Description of the task:
Rewrite the lines below, putting "legend-text" wherever "legend-label" appears and keeping everything else the same.

########

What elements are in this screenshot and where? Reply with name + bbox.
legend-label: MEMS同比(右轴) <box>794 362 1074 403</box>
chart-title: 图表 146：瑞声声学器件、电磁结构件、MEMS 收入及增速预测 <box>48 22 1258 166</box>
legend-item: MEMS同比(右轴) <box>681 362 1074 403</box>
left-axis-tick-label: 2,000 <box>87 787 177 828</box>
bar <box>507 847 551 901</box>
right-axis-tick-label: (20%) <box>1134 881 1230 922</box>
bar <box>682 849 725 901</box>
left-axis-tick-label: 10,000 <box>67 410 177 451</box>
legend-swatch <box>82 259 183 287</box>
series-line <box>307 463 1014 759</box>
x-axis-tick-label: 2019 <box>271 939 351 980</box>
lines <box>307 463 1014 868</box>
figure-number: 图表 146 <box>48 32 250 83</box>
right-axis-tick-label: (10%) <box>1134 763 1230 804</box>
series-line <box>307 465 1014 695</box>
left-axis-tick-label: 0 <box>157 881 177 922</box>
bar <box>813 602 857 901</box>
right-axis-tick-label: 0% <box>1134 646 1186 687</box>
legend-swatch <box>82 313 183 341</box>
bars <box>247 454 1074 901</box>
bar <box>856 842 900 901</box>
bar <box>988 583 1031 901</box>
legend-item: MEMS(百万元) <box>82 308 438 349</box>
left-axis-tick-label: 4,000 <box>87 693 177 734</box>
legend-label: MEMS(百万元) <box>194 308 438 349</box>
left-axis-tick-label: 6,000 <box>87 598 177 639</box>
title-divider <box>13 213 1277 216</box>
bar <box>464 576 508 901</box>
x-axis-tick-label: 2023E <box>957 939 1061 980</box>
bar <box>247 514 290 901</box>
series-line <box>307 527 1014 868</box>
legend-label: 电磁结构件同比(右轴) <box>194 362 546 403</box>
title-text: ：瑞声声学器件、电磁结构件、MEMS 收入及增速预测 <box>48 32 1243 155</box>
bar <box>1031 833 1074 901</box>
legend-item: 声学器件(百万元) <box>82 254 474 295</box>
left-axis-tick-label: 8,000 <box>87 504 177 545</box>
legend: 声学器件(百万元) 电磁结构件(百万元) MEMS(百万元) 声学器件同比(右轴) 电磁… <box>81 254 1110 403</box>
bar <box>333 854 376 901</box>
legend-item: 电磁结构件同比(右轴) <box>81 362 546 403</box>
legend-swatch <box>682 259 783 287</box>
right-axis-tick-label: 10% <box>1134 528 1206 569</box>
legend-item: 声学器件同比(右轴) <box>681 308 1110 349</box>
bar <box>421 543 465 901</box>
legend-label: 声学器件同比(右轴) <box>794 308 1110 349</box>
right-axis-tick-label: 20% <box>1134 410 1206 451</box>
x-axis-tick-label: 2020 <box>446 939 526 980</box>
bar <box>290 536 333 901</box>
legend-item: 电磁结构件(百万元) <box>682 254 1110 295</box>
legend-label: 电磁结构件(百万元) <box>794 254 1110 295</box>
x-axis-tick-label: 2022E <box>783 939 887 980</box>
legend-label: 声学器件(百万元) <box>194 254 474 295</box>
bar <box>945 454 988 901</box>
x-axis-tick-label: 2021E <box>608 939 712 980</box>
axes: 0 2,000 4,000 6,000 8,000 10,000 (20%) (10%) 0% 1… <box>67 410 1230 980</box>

########

Written solution:
What elements are in this screenshot and where? Reply with name + bbox.
legend-text: MEMS同比(右轴) <box>794 362 1074 403</box>
chart-title: 图表 146：瑞声声学器件、电磁结构件、MEMS 收入及增速预测 <box>48 22 1258 166</box>
legend-item: MEMS同比(右轴) <box>681 362 1074 403</box>
left-axis-tick-label: 2,000 <box>87 787 177 828</box>
bar <box>507 847 551 901</box>
right-axis-tick-label: (20%) <box>1134 881 1230 922</box>
bar <box>682 849 725 901</box>
left-axis-tick-label: 10,000 <box>67 410 177 451</box>
legend-swatch <box>82 259 183 287</box>
series-line <box>307 463 1014 759</box>
x-axis-tick-label: 2019 <box>271 939 351 980</box>
lines <box>307 463 1014 868</box>
figure-number: 图表 146 <box>48 32 250 83</box>
right-axis-tick-label: (10%) <box>1134 763 1230 804</box>
series-line <box>307 465 1014 695</box>
left-axis-tick-label: 0 <box>157 881 177 922</box>
bar <box>813 602 857 901</box>
right-axis-tick-label: 0% <box>1134 646 1186 687</box>
legend-swatch <box>82 313 183 341</box>
bars <box>247 454 1074 901</box>
bar <box>856 842 900 901</box>
bar <box>988 583 1031 901</box>
legend-item: MEMS(百万元) <box>82 308 438 349</box>
left-axis-tick-label: 4,000 <box>87 693 177 734</box>
legend-text: MEMS(百万元) <box>194 308 438 349</box>
left-axis-tick-label: 6,000 <box>87 598 177 639</box>
title-divider <box>13 213 1277 216</box>
bar <box>464 576 508 901</box>
x-axis-tick-label: 2023E <box>957 939 1061 980</box>
bar <box>247 514 290 901</box>
series-line <box>307 527 1014 868</box>
legend-text: 电磁结构件同比(右轴) <box>194 362 546 403</box>
title-text: ：瑞声声学器件、电磁结构件、MEMS 收入及增速预测 <box>48 32 1243 155</box>
bar <box>1031 833 1074 901</box>
legend-item: 声学器件(百万元) <box>82 254 474 295</box>
left-axis-tick-label: 8,000 <box>87 504 177 545</box>
legend: 声学器件(百万元) 电磁结构件(百万元) MEMS(百万元) 声学器件同比(右轴) 电磁… <box>81 254 1110 403</box>
bar <box>333 854 376 901</box>
legend-item: 电磁结构件同比(右轴) <box>81 362 546 403</box>
legend-swatch <box>682 259 783 287</box>
right-axis-tick-label: 10% <box>1134 528 1206 569</box>
legend-item: 声学器件同比(右轴) <box>681 308 1110 349</box>
bar <box>421 543 465 901</box>
legend-text: 声学器件同比(右轴) <box>794 308 1110 349</box>
right-axis-tick-label: 20% <box>1134 410 1206 451</box>
x-axis-tick-label: 2020 <box>446 939 526 980</box>
bar <box>290 536 333 901</box>
legend-item: 电磁结构件(百万元) <box>682 254 1110 295</box>
legend-text: 电磁结构件(百万元) <box>794 254 1110 295</box>
x-axis-tick-label: 2022E <box>783 939 887 980</box>
legend-text: 声学器件(百万元) <box>194 254 474 295</box>
bar <box>945 454 988 901</box>
x-axis-tick-label: 2021E <box>608 939 712 980</box>
axes: 0 2,000 4,000 6,000 8,000 10,000 (20%) (10%) 0% 1… <box>67 410 1230 980</box>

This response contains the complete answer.